Stored records
---+---
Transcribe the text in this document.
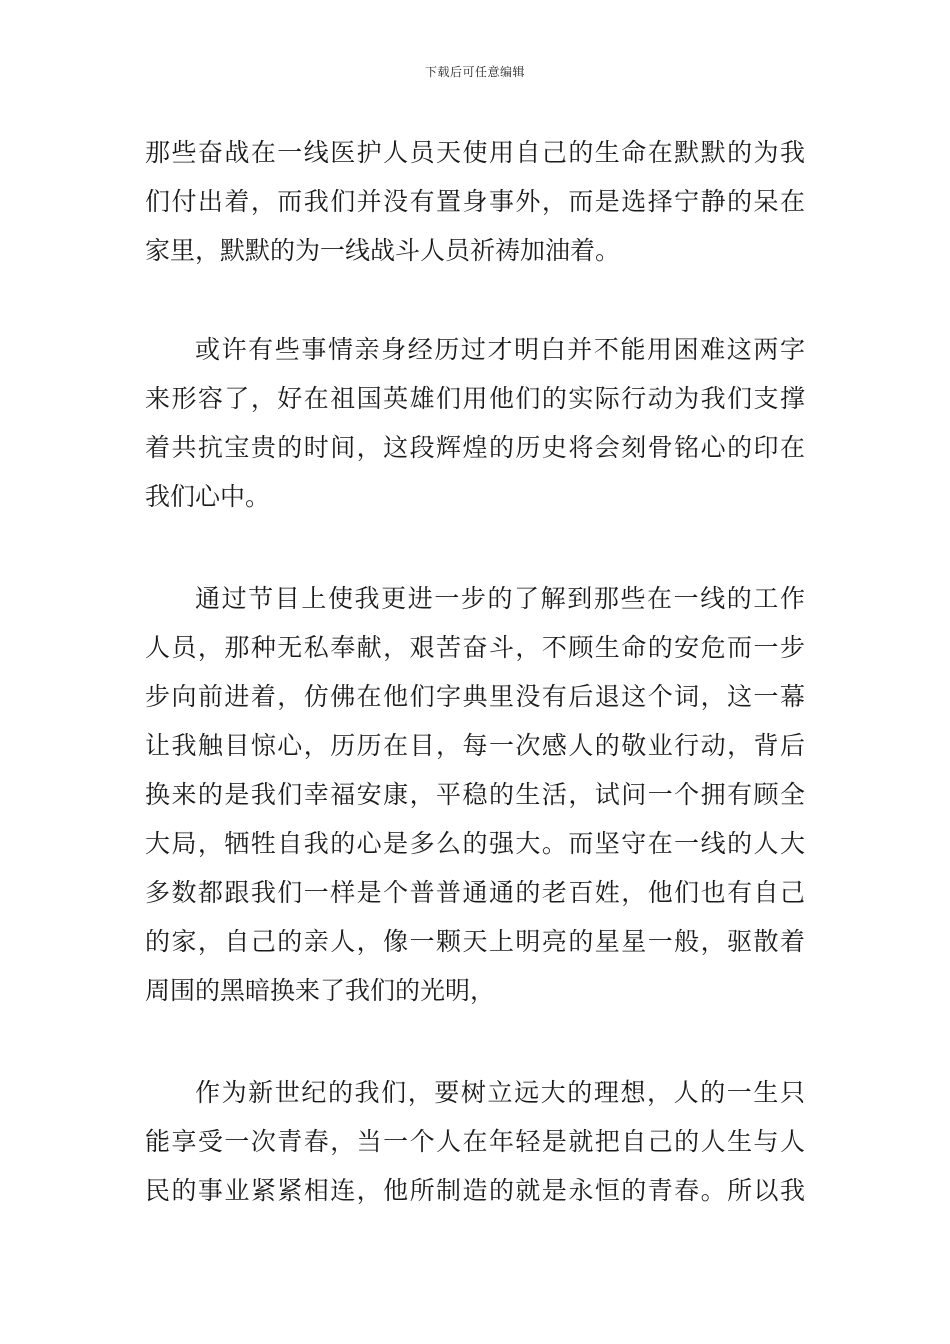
下载后可任意编辑
那些奋战在一线医护人员天使用自己的生命在默默的为我
们付出着，而我们并没有置身事外，而是选择宁静的呆在
家里，默默的为一线战斗人员祈祷加油着。
或许有些事情亲身经历过才明白并不能用困难这两字
来形容了，好在祖国英雄们用他们的实际行动为我们支撑
着共抗宝贵的时间，这段辉煌的历史将会刻骨铭心的印在
我们心中。
通过节目上使我更进一步的了解到那些在一线的工作
人员，那种无私奉献，艰苦奋斗，不顾生命的安危而一步
步向前进着，仿佛在他们字典里没有后退这个词，这一幕
让我触目惊心，历历在目，每一次感人的敬业行动，背后
换来的是我们幸福安康，平稳的生活，试问一个拥有顾全
大局，牺牲自我的心是多么的强大。而坚守在一线的人大
多数都跟我们一样是个普普通通的老百姓，他们也有自己
的家，自己的亲人，像一颗天上明亮的星星一般，驱散着
周围的黑暗换来了我们的光明，
作为新世纪的我们，要树立远大的理想，人的一生只
能享受一次青春，当一个人在年轻是就把自己的人生与人
民的事业紧紧相连，他所制造的就是永恒的青春。所以我
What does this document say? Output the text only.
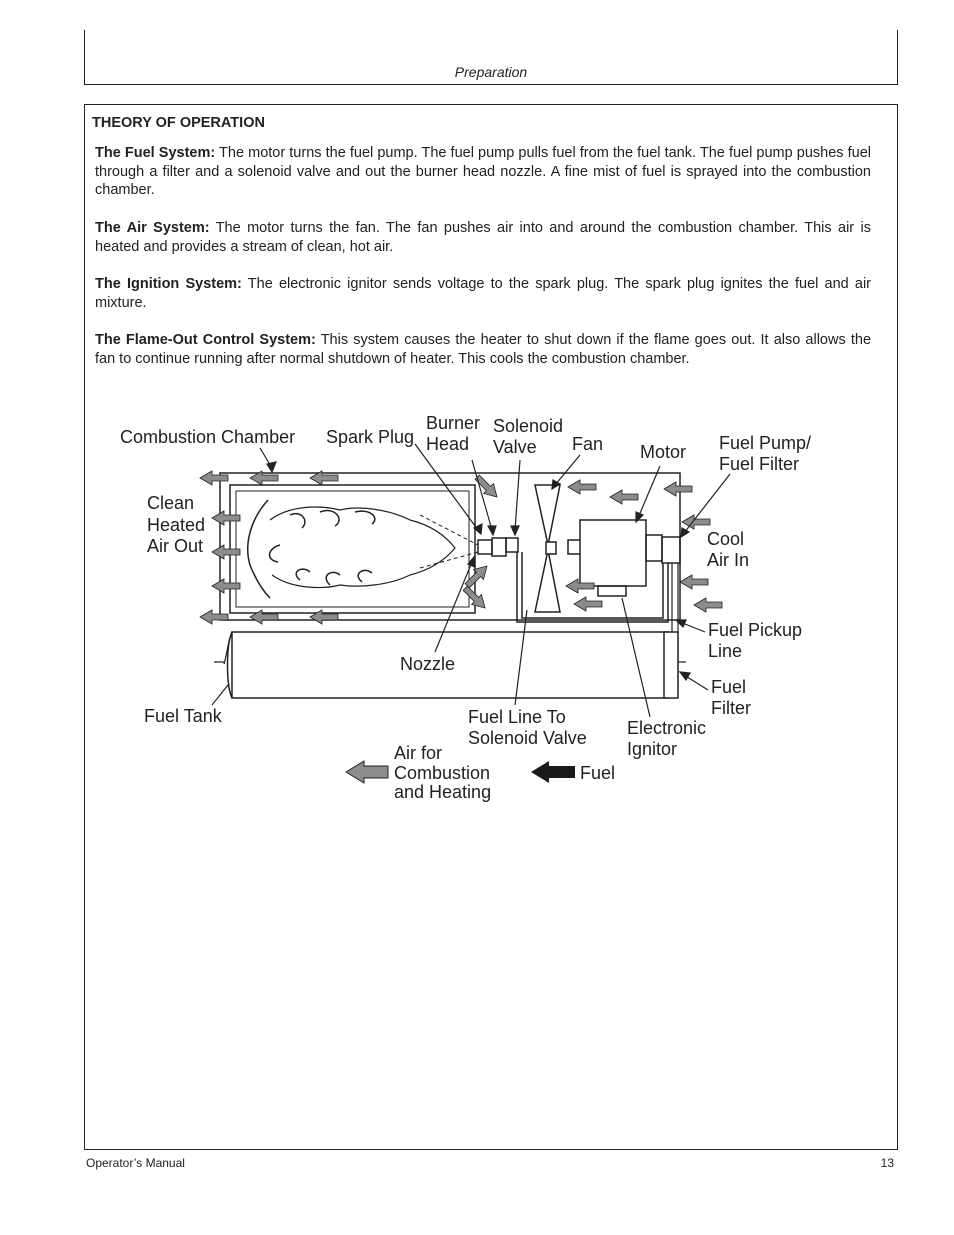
Preparation
THEORY OF OPERATION
The Fuel System: The motor turns the fuel pump. The fuel pump pulls fuel from the fuel tank. The fuel pump pushes fuel through a filter and a solenoid valve and out the burner head nozzle. A fine mist of fuel is sprayed into the combustion chamber.
The Air System: The motor turns the fan. The fan pushes air into and around the combustion chamber. This air is heated and provides a stream of clean, hot air.
The Ignition System: The electronic ignitor sends voltage to the spark plug. The spark plug ignites the fuel and air mixture.
The Flame-Out Control System: This system causes the heater to shut down if the flame goes out. It also allows the fan to continue running after normal shutdown of heater. This cools the combustion chamber.
Combustion Chamber Spark Plug
Burner
Head
Solenoid
Valve	Fan Motor Fuel Pump/
Fuel Filter
Clean
Heated
Air Out	Cool
Air In
Fuel Pickup
Line
Nozzle
Fuel
Filter
Fuel Tank	Fuel Line To
Solenoid Valve Electronic
Ignitor
Air for
Combustion
and Heating
Fuel
Operator’s Manual	13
---+---
Pick out the lines above that hold the string "document" and show them.

(EXPECTED ANSWER):
Transcribe the text in this document.
What does this document say? Output the text only.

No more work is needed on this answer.